Show every line in the entries below that contains the string "type", copying each one in full. Case counts.
* start *
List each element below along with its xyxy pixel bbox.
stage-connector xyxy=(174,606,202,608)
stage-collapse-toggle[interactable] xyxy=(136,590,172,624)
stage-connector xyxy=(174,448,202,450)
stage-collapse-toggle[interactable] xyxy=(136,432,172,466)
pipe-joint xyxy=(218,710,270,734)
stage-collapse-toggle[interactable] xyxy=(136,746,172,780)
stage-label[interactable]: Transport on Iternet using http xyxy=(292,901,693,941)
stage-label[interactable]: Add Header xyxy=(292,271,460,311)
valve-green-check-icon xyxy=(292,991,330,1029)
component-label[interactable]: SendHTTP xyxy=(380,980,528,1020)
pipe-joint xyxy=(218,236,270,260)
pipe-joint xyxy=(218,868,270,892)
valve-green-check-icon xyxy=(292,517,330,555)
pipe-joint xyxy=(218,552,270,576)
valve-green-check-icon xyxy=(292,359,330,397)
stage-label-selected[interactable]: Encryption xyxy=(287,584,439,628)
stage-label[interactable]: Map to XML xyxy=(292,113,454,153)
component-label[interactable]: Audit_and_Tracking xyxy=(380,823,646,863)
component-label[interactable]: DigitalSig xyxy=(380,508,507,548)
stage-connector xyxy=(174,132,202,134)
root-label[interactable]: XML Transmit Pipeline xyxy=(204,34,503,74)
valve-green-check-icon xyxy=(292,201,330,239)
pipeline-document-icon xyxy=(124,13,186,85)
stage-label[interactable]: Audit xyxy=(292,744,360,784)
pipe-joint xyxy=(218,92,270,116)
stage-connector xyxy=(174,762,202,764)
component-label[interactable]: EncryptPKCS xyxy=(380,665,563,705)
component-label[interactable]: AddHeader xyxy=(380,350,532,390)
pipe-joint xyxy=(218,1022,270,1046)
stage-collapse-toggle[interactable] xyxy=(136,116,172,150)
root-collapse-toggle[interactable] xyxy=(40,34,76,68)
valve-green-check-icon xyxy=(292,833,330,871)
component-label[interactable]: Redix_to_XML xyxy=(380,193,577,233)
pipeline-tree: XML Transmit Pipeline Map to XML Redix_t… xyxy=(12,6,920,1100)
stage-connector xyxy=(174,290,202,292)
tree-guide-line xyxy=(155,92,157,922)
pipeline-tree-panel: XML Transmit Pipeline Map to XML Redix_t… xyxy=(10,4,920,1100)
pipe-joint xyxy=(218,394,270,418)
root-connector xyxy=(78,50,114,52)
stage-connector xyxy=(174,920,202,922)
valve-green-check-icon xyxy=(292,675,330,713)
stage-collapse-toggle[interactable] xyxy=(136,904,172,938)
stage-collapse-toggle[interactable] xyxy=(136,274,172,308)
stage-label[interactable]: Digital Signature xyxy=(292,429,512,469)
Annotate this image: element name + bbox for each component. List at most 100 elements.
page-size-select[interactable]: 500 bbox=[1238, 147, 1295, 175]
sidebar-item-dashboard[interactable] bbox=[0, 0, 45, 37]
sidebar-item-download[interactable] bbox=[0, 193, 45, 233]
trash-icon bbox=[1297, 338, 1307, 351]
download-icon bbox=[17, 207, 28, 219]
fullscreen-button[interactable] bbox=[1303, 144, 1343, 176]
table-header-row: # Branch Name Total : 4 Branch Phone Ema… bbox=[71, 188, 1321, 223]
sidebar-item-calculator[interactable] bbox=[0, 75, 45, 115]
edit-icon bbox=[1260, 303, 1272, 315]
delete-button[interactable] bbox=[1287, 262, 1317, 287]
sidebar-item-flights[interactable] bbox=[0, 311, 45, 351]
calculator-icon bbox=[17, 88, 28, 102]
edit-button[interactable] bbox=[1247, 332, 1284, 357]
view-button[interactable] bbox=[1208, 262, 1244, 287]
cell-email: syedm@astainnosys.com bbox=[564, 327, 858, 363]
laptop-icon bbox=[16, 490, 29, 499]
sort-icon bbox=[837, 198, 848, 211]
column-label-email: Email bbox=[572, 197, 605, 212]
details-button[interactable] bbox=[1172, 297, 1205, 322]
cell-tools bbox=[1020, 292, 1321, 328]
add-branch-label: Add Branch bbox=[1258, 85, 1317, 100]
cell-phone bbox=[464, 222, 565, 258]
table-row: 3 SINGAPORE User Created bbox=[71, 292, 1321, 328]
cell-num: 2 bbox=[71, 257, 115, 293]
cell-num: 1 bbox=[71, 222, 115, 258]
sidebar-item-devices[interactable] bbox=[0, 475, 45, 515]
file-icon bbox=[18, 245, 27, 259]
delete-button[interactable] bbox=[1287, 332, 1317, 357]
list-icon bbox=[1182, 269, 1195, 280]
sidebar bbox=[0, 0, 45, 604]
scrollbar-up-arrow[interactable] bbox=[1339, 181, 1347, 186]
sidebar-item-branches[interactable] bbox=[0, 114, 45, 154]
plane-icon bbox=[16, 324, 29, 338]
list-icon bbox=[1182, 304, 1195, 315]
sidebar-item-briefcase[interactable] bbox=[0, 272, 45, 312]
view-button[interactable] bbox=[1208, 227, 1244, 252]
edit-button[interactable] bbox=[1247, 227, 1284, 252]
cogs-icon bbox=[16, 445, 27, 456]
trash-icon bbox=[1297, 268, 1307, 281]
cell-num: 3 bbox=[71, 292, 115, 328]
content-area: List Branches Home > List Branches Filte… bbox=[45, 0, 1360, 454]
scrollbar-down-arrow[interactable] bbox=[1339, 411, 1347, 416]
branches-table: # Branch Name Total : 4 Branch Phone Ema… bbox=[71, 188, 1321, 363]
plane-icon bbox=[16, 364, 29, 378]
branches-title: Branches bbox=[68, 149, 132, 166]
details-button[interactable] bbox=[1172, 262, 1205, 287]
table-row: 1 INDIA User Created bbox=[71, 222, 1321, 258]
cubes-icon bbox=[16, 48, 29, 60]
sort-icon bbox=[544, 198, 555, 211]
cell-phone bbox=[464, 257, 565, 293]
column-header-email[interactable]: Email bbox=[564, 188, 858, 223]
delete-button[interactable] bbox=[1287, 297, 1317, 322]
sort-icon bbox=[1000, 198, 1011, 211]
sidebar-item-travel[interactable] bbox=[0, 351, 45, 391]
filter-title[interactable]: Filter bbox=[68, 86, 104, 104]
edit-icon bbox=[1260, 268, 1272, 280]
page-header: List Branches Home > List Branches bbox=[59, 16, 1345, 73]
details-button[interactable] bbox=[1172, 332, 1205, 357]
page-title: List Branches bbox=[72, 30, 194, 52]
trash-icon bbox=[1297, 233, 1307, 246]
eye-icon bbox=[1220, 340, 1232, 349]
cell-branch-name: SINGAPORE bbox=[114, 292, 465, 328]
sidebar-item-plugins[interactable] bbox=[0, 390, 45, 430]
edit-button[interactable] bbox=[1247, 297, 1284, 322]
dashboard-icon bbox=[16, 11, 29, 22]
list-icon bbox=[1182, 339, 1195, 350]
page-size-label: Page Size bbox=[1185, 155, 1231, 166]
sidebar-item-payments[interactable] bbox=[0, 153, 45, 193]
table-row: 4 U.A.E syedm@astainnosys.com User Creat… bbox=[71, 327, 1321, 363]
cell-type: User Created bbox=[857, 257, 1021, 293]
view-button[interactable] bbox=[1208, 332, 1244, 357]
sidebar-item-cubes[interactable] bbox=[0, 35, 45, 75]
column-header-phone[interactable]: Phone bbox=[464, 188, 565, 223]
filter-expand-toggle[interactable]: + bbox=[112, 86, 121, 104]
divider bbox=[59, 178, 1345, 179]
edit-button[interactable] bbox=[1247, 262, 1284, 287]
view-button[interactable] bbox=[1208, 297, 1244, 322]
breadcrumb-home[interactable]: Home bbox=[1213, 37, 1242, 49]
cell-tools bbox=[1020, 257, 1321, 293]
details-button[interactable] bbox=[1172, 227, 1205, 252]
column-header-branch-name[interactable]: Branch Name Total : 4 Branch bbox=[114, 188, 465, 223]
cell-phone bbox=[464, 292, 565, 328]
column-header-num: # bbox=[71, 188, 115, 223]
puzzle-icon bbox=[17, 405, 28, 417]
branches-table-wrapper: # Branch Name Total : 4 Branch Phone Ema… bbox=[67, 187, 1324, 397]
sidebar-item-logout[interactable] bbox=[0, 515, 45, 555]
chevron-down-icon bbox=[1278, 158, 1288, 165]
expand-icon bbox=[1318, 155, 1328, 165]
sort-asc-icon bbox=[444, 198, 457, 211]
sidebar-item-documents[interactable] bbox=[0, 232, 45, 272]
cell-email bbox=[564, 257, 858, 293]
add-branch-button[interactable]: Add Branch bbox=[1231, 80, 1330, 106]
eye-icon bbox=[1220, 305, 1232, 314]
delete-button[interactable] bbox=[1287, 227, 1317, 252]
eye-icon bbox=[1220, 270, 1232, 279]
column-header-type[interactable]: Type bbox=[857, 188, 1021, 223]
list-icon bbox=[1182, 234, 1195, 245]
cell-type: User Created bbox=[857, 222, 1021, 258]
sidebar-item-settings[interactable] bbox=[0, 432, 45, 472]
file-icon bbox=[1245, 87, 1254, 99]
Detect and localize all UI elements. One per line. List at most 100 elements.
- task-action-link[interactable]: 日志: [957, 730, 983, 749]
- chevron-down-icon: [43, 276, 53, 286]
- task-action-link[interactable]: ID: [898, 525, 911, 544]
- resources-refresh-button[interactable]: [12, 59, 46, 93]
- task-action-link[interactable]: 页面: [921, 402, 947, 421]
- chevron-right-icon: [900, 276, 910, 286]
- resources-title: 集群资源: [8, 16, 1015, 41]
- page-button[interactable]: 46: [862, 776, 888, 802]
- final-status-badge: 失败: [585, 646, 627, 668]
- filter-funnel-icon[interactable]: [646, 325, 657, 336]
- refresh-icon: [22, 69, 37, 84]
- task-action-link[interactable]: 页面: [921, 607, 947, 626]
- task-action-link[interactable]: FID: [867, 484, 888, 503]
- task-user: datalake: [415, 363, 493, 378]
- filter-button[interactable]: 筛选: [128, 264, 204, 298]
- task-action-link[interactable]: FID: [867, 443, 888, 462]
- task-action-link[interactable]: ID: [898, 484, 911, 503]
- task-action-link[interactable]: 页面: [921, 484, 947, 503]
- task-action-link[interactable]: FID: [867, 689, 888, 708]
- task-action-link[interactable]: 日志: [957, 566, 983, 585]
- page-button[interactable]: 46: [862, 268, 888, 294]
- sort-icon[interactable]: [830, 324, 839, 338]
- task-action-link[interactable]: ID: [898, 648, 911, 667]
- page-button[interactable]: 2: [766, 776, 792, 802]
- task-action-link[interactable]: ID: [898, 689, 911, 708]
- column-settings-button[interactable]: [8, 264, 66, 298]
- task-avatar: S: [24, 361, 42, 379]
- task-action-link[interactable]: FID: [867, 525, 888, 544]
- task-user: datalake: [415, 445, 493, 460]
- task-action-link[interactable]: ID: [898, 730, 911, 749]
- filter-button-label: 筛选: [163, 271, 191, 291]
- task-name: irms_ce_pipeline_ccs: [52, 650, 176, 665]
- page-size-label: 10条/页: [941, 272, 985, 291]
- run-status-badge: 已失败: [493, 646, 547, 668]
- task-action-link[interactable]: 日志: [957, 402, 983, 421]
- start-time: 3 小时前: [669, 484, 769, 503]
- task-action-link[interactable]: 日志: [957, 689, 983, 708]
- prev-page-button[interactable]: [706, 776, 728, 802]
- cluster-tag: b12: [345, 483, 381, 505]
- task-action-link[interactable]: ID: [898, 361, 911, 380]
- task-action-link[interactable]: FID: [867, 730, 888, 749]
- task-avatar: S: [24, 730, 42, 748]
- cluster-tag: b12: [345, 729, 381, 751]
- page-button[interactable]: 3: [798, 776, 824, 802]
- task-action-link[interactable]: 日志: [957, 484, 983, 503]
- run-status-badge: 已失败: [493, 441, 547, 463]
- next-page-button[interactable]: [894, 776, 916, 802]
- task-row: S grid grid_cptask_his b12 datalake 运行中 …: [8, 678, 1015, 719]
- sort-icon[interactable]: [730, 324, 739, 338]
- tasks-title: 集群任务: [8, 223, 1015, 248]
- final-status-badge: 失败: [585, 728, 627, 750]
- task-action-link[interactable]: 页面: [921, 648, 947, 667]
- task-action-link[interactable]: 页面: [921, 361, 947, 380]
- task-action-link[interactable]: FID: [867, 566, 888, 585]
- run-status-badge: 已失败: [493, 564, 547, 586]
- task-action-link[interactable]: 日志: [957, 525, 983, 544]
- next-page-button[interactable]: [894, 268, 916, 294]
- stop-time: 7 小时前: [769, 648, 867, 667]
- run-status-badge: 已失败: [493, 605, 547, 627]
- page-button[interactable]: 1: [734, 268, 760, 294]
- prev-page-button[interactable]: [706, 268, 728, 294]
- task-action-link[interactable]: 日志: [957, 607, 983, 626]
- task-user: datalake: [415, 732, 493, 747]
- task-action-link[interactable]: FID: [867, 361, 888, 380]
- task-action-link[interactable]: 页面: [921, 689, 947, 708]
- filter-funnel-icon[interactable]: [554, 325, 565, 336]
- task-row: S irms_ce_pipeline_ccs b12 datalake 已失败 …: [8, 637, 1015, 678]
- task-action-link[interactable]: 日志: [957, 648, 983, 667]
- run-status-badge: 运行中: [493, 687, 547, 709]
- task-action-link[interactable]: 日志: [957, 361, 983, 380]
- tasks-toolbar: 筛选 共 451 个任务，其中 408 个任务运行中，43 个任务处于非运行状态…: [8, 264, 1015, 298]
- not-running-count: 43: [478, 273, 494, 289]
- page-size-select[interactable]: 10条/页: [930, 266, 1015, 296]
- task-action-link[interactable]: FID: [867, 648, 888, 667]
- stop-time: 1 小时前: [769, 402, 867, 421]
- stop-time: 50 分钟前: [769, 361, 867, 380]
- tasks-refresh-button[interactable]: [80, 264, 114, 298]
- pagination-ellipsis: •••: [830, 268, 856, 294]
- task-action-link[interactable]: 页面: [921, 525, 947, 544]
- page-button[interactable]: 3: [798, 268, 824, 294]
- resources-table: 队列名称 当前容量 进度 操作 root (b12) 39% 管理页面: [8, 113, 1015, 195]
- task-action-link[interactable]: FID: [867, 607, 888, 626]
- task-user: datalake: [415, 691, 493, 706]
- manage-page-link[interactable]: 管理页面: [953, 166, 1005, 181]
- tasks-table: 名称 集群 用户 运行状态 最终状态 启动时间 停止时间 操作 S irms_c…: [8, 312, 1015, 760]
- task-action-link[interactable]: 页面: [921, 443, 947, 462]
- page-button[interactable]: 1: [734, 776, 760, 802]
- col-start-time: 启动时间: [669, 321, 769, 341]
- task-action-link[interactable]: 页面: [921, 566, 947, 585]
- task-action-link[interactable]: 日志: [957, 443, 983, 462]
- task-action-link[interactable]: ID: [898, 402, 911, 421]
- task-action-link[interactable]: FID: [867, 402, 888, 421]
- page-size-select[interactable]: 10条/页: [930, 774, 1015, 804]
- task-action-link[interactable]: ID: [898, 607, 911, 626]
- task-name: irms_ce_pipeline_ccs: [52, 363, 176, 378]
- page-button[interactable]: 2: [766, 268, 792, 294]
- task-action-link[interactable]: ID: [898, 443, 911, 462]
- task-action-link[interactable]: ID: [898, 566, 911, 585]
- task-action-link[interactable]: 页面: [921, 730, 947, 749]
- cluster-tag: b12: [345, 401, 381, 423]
* end *
- **Solution for this exercise**
cell-type: User Created bbox=[857, 257, 1021, 293]
column-header-type[interactable]: Type bbox=[857, 188, 1021, 223]
cell-type: User Created bbox=[857, 222, 1021, 258]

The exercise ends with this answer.